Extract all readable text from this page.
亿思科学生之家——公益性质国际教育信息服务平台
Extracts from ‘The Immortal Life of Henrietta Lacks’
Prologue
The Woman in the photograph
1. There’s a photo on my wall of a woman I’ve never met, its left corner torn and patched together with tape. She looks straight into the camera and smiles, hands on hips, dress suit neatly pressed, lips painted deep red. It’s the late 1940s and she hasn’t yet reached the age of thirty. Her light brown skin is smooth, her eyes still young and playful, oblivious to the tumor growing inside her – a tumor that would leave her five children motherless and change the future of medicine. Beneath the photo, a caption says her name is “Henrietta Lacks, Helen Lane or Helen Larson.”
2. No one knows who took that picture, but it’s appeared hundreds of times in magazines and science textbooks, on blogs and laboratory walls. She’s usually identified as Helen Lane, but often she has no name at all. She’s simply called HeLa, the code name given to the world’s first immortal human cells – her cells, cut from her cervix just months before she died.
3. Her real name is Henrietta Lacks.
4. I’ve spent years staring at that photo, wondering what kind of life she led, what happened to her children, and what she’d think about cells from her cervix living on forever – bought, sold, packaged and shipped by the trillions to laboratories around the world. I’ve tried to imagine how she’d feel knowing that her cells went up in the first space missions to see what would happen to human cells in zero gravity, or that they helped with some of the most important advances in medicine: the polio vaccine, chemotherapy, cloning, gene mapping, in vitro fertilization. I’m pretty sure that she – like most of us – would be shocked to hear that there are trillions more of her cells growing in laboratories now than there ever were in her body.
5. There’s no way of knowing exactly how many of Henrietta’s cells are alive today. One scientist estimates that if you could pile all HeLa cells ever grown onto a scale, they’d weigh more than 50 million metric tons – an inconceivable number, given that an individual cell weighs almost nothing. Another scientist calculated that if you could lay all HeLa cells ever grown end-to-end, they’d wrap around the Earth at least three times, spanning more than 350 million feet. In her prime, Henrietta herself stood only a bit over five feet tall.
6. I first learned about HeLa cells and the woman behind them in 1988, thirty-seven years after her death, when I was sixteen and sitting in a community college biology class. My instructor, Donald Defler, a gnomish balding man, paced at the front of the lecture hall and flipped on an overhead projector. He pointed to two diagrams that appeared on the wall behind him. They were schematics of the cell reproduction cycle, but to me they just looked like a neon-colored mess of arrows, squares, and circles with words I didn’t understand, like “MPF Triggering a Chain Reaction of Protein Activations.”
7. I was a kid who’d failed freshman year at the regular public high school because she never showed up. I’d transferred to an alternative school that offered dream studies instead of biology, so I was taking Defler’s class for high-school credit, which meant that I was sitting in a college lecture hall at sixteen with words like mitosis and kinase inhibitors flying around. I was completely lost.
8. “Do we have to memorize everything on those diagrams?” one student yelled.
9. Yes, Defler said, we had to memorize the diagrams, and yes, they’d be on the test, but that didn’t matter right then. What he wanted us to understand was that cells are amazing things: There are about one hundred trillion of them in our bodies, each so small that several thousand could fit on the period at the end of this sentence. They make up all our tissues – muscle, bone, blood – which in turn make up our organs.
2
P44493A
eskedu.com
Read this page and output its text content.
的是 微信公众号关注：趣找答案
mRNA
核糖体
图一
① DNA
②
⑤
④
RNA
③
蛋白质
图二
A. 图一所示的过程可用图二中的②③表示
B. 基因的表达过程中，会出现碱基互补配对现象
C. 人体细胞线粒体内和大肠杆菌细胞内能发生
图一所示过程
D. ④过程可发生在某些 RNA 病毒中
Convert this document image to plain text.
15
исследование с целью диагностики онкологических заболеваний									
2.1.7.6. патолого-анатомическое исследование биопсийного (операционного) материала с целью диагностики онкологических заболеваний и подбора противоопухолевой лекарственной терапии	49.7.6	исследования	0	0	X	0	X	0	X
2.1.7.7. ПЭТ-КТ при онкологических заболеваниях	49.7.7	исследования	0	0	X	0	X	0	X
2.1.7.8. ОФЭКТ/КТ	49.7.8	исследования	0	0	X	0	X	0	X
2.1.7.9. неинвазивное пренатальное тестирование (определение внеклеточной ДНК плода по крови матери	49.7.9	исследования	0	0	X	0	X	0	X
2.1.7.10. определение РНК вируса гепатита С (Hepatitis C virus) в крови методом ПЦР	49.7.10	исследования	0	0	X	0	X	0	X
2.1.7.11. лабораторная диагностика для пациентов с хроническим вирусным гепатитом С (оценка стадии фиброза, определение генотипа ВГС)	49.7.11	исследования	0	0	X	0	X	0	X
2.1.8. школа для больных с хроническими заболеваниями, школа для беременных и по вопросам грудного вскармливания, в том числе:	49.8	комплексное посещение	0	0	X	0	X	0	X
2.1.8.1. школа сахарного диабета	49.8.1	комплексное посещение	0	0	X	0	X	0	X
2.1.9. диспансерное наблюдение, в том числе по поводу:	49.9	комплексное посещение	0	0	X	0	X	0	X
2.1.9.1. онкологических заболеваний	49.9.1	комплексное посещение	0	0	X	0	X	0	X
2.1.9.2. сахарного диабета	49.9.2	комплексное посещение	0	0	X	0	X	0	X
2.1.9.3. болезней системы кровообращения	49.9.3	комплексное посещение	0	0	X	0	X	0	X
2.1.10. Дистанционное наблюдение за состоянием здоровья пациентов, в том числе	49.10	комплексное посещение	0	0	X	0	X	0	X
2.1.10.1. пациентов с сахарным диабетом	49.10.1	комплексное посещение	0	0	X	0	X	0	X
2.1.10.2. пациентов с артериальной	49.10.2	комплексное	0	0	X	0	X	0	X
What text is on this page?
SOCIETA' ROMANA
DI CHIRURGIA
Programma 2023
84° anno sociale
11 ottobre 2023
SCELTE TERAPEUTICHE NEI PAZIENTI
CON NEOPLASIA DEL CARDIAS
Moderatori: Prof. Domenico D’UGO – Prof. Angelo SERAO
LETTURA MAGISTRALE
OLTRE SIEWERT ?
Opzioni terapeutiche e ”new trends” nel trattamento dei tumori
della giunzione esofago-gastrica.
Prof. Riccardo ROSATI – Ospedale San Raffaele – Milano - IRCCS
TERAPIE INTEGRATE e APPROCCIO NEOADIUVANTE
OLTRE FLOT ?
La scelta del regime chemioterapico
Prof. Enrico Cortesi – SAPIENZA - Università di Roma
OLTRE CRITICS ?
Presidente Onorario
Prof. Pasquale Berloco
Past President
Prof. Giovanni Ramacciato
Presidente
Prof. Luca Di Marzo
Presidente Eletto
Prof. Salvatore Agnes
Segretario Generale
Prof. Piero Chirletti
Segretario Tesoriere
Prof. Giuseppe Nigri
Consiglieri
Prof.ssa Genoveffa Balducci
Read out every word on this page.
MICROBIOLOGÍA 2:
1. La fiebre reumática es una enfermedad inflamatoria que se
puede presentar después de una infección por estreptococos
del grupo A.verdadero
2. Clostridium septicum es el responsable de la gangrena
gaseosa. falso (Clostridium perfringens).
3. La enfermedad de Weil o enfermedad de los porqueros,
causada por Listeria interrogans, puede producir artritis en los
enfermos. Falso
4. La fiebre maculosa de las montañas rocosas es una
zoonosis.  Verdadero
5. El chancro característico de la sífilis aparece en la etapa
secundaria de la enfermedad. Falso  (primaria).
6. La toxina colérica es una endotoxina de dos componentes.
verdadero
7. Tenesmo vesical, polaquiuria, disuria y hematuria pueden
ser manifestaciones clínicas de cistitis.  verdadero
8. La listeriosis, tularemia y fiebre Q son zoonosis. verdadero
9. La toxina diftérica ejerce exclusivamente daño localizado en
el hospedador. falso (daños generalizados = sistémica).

^^^^

■ **TASK GOAL**
Transcribe the records in full, keeping every character as it is.

■ **SOLUTION TO THIS TASK**
Extract all readable text from this page.
亿思科学生之家——公益性质国际教育信息服务平台
Extracts from ‘The Immortal Life of Henrietta Lacks’
Prologue
The Woman in the photograph
1. There’s a photo on my wall of a woman I’ve never met, its left corner torn and patched together with tape. She looks straight into the camera and smiles, hands on hips, dress suit neatly pressed, lips painted deep red. It’s the late 1940s and she hasn’t yet reached the age of thirty. Her light brown skin is smooth, her eyes still young and playful, oblivious to the tumor growing inside her – a tumor that would leave her five children motherless and change the future of medicine. Beneath the photo, a caption says her name is “Henrietta Lacks, Helen Lane or Helen Larson.”
2. No one knows who took that picture, but it’s appeared hundreds of times in magazines and science textbooks, on blogs and laboratory walls. She’s usually identified as Helen Lane, but often she has no name at all. She’s simply called HeLa, the code name given to the world’s first immortal human cells – her cells, cut from her cervix just months before she died.
3. Her real name is Henrietta Lacks.
4. I’ve spent years staring at that photo, wondering what kind of life she led, what happened to her children, and what she’d think about cells from her cervix living on forever – bought, sold, packaged and shipped by the trillions to laboratories around the world. I’ve tried to imagine how she’d feel knowing that her cells went up in the first space missions to see what would happen to human cells in zero gravity, or that they helped with some of the most important advances in medicine: the polio vaccine, chemotherapy, cloning, gene mapping, in vitro fertilization. I’m pretty sure that she – like most of us – would be shocked to hear that there are trillions more of her cells growing in laboratories now than there ever were in her body.
5. There’s no way of knowing exactly how many of Henrietta’s cells are alive today. One scientist estimates that if you could pile all HeLa cells ever grown onto a scale, they’d weigh more than 50 million metric tons – an inconceivable number, given that an individual cell weighs almost nothing. Another scientist calculated that if you could lay all HeLa cells ever grown end-to-end, they’d wrap around the Earth at least three times, spanning more than 350 million feet. In her prime, Henrietta herself stood only a bit over five feet tall.
6. I first learned about HeLa cells and the woman behind them in 1988, thirty-seven years after her death, when I was sixteen and sitting in a community college biology class. My instructor, Donald Defler, a gnomish balding man, paced at the front of the lecture hall and flipped on an overhead projector. He pointed to two diagrams that appeared on the wall behind him. They were schematics of the cell reproduction cycle, but to me they just looked like a neon-colored mess of arrows, squares, and circles with words I didn’t understand, like “MPF Triggering a Chain Reaction of Protein Activations.”
7. I was a kid who’d failed freshman year at the regular public high school because she never showed up. I’d transferred to an alternative school that offered dream studies instead of biology, so I was taking Defler’s class for high-school credit, which meant that I was sitting in a college lecture hall at sixteen with words like mitosis and kinase inhibitors flying around. I was completely lost.
8. “Do we have to memorize everything on those diagrams?” one student yelled.
9. Yes, Defler said, we had to memorize the diagrams, and yes, they’d be on the test, but that didn’t matter right then. What he wanted us to understand was that cells are amazing things: There are about one hundred trillion of them in our bodies, each so small that several thousand could fit on the period at the end of this sentence. They make up all our tissues – muscle, bone, blood – which in turn make up our organs.
2
P44493A
eskedu.com
Read this page and output its text content.
的是 微信公众号关注：趣找答案
mRNA
核糖体
图一
① DNA
②
⑤
④
RNA
③
蛋白质
图二
A. 图一所示的过程可用图二中的②③表示
B. 基因的表达过程中，会出现碱基互补配对现象
C. 人体细胞线粒体内和大肠杆菌细胞内能发生
图一所示过程
D. ④过程可发生在某些 RNA 病毒中
Convert this document image to plain text.
15
исследование с целью диагностики онкологических заболеваний									
2.1.7.6. патолого-анатомическое исследование биопсийного (операционного) материала с целью диагностики онкологических заболеваний и подбора противоопухолевой лекарственной терапии	49.7.6	исследования	0	0	X	0	X	0	X
2.1.7.7. ПЭТ-КТ при онкологических заболеваниях	49.7.7	исследования	0	0	X	0	X	0	X
2.1.7.8. ОФЭКТ/КТ	49.7.8	исследования	0	0	X	0	X	0	X
2.1.7.9. неинвазивное пренатальное тестирование (определение внеклеточной ДНК плода по крови матери	49.7.9	исследования	0	0	X	0	X	0	X
2.1.7.10. определение РНК вируса гепатита С (Hepatitis C virus) в крови методом ПЦР	49.7.10	исследования	0	0	X	0	X	0	X
2.1.7.11. лабораторная диагностика для пациентов с хроническим вирусным гепатитом С (оценка стадии фиброза, определение генотипа ВГС)	49.7.11	исследования	0	0	X	0	X	0	X
2.1.8. школа для больных с хроническими заболеваниями, школа для беременных и по вопросам грудного вскармливания, в том числе:	49.8	комплексное посещение	0	0	X	0	X	0	X
2.1.8.1. школа сахарного диабета	49.8.1	комплексное посещение	0	0	X	0	X	0	X
2.1.9. диспансерное наблюдение, в том числе по поводу:	49.9	комплексное посещение	0	0	X	0	X	0	X
2.1.9.1. онкологических заболеваний	49.9.1	комплексное посещение	0	0	X	0	X	0	X
2.1.9.2. сахарного диабета	49.9.2	комплексное посещение	0	0	X	0	X	0	X
2.1.9.3. болезней системы кровообращения	49.9.3	комплексное посещение	0	0	X	0	X	0	X
2.1.10. Дистанционное наблюдение за состоянием здоровья пациентов, в том числе	49.10	комплексное посещение	0	0	X	0	X	0	X
2.1.10.1. пациентов с сахарным диабетом	49.10.1	комплексное посещение	0	0	X	0	X	0	X
2.1.10.2. пациентов с артериальной	49.10.2	комплексное	0	0	X	0	X	0	X
What text is on this page?
SOCIETA' ROMANA
DI CHIRURGIA
Programma 2023
84° anno sociale
11 ottobre 2023
SCELTE TERAPEUTICHE NEI PAZIENTI
CON NEOPLASIA DEL CARDIAS
Moderatori: Prof. Domenico D’UGO – Prof. Angelo SERAO
LETTURA MAGISTRALE
OLTRE SIEWERT ?
Opzioni terapeutiche e ”new trends” nel trattamento dei tumori
della giunzione esofago-gastrica.
Prof. Riccardo ROSATI – Ospedale San Raffaele – Milano - IRCCS
TERAPIE INTEGRATE e APPROCCIO NEOADIUVANTE
OLTRE FLOT ?
La scelta del regime chemioterapico
Prof. Enrico Cortesi – SAPIENZA - Università di Roma
OLTRE CRITICS ?
Presidente Onorario
Prof. Pasquale Berloco
Past President
Prof. Giovanni Ramacciato
Presidente
Prof. Luca Di Marzo
Presidente Eletto
Prof. Salvatore Agnes
Segretario Generale
Prof. Piero Chirletti
Segretario Tesoriere
Prof. Giuseppe Nigri
Consiglieri
Prof.ssa Genoveffa Balducci
Read out every word on this page.
MICROBIOLOGÍA 2:
1. La fiebre reumática es una enfermedad inflamatoria que se
puede presentar después de una infección por estreptococos
del grupo A.verdadero
2. Clostridium septicum es el responsable de la gangrena
gaseosa. falso (Clostridium perfringens).
3. La enfermedad de Weil o enfermedad de los porqueros,
causada por Listeria interrogans, puede producir artritis en los
enfermos. Falso
4. La fiebre maculosa de las montañas rocosas es una
zoonosis.  Verdadero
5. El chancro característico de la sífilis aparece en la etapa
secundaria de la enfermedad. Falso  (primaria).
6. La toxina colérica es una endotoxina de dos componentes.
verdadero
7. Tenesmo vesical, polaquiuria, disuria y hematuria pueden
ser manifestaciones clínicas de cistitis.  verdadero
8. La listeriosis, tularemia y fiebre Q son zoonosis. verdadero
9. La toxina diftérica ejerce exclusivamente daño localizado en
el hospedador. falso (daños generalizados = sistémica).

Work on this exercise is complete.